Copy out each line of the material in which the word "center" appears.

_PROVIDED DATA_

★ ★ ★ ★

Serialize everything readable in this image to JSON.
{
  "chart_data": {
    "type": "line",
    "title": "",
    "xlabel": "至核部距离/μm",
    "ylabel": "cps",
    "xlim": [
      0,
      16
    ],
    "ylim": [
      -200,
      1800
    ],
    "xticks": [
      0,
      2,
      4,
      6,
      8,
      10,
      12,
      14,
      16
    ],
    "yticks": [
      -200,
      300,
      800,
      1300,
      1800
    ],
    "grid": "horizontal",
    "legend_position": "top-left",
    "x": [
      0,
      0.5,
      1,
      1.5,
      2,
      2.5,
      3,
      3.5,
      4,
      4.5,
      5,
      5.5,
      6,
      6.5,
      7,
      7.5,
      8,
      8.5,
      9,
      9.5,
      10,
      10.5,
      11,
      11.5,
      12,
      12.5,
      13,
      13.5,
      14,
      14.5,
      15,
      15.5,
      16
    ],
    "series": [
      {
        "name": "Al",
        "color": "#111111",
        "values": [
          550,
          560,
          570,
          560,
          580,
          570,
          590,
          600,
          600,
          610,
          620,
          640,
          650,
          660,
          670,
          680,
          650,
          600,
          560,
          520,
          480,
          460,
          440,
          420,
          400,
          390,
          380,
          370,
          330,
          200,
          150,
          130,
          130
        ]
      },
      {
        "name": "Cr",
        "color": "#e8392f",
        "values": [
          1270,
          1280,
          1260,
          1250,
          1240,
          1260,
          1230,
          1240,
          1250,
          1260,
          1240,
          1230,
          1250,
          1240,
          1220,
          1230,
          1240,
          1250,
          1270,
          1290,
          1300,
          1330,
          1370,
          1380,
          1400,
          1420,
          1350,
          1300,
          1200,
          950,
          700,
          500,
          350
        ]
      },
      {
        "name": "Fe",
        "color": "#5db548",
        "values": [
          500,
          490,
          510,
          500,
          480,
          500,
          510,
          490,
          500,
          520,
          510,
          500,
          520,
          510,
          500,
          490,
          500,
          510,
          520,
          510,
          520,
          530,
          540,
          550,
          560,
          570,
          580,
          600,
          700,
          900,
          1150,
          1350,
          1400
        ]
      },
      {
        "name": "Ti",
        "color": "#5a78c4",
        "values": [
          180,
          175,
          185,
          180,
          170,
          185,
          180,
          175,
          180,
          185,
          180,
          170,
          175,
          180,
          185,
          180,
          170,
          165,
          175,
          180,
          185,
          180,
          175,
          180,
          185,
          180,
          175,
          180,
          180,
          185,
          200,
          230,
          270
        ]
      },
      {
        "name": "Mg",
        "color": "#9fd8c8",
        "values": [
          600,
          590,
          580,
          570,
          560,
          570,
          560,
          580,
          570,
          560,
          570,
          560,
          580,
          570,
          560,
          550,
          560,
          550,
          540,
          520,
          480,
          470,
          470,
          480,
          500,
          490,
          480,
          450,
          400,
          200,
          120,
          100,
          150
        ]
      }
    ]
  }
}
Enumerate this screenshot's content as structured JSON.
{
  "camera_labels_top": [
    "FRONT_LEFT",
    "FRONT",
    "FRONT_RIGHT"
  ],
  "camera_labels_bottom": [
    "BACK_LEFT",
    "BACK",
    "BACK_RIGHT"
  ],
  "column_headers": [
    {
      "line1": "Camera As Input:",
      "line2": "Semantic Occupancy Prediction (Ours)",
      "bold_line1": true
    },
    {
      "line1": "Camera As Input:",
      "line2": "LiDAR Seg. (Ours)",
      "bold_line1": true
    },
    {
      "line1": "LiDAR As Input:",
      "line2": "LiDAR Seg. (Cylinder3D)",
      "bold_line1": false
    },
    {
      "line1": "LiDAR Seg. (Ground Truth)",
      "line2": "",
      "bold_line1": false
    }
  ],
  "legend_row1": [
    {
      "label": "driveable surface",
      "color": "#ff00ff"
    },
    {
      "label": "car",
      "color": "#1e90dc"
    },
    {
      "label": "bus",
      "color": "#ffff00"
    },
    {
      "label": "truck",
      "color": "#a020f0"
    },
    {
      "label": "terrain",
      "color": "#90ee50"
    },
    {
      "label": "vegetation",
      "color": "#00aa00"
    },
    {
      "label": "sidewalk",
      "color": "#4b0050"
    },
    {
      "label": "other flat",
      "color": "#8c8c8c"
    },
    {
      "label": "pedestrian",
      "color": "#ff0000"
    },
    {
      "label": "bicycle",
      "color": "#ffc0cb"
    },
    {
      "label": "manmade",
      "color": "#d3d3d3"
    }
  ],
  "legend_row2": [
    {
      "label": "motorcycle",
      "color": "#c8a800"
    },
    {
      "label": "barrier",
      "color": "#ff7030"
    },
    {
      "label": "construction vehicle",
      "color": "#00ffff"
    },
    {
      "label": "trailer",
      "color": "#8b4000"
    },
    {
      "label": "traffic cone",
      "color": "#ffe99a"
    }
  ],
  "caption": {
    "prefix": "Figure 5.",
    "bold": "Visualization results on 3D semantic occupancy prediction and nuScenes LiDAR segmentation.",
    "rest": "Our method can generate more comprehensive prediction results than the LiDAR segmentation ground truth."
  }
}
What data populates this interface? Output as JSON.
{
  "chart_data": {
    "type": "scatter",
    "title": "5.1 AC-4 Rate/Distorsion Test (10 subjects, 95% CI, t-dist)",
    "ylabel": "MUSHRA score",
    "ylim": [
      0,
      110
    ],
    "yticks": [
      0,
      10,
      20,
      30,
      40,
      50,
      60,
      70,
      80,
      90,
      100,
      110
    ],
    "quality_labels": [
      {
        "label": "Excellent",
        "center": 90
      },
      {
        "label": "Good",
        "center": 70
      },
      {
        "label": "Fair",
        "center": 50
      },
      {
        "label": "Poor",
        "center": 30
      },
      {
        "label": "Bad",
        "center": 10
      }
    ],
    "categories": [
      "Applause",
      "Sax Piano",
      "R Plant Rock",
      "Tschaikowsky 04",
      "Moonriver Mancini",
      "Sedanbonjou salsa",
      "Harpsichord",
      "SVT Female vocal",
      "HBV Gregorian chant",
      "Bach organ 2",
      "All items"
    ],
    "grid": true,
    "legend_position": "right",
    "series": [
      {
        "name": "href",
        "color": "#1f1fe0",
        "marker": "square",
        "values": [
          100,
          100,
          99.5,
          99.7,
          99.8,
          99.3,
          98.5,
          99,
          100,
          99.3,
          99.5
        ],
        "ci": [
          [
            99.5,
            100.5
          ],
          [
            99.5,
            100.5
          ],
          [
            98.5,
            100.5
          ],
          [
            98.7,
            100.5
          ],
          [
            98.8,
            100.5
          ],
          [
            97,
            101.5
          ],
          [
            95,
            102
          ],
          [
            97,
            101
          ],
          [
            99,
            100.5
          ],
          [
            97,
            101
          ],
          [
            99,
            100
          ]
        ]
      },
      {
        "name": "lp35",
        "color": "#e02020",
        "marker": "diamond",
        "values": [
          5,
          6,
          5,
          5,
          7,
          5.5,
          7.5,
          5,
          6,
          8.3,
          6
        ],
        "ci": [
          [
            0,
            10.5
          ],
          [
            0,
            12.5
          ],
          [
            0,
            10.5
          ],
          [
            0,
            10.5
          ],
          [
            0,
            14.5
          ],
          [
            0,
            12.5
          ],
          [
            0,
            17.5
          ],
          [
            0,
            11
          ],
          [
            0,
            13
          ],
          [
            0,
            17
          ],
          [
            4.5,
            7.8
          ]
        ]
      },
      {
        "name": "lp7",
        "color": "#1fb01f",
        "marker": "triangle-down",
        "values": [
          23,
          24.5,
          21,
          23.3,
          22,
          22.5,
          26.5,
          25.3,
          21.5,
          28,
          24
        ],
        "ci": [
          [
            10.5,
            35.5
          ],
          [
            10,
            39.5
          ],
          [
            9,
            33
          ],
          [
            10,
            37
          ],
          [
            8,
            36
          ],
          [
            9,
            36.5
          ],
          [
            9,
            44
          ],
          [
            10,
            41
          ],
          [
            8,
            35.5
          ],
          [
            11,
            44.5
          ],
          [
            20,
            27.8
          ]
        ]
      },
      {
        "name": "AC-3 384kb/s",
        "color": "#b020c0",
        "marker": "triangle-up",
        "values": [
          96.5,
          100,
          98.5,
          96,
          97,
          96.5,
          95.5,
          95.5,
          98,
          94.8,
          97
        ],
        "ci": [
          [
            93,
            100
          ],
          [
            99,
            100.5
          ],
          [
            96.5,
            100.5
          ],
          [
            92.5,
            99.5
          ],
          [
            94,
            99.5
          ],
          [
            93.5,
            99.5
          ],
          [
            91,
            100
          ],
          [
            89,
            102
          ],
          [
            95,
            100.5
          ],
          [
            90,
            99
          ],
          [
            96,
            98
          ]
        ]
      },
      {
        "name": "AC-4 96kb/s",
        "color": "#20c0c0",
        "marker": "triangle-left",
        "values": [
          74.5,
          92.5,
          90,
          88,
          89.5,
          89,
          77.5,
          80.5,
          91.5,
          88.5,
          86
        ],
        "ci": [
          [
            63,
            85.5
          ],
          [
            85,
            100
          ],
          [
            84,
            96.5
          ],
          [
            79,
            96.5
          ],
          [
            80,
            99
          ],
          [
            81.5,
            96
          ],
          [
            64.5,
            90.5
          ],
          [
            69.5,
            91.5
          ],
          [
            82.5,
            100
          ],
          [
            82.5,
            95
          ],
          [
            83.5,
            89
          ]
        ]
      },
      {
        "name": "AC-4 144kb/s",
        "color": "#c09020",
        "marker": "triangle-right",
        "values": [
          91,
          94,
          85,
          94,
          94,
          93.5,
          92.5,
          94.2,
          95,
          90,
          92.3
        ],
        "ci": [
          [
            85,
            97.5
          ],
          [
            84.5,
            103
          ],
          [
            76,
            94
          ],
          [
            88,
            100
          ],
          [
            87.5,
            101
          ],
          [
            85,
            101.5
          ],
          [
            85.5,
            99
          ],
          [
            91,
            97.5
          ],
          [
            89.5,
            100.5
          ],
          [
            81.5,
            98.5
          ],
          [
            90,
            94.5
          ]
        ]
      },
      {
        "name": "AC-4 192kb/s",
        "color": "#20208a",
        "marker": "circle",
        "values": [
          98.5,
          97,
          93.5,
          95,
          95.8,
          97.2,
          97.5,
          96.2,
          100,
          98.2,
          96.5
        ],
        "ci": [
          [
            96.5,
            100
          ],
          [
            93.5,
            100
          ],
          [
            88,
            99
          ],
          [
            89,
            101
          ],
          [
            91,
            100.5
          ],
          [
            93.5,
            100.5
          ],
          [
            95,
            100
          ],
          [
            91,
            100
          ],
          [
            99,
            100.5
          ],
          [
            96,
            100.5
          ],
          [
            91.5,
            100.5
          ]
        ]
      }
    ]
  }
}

★ ★ ★ ★

_RIGHT ANSWER_
        "center": 90
        "center": 70
        "center": 50
        "center": 30
        "center": 10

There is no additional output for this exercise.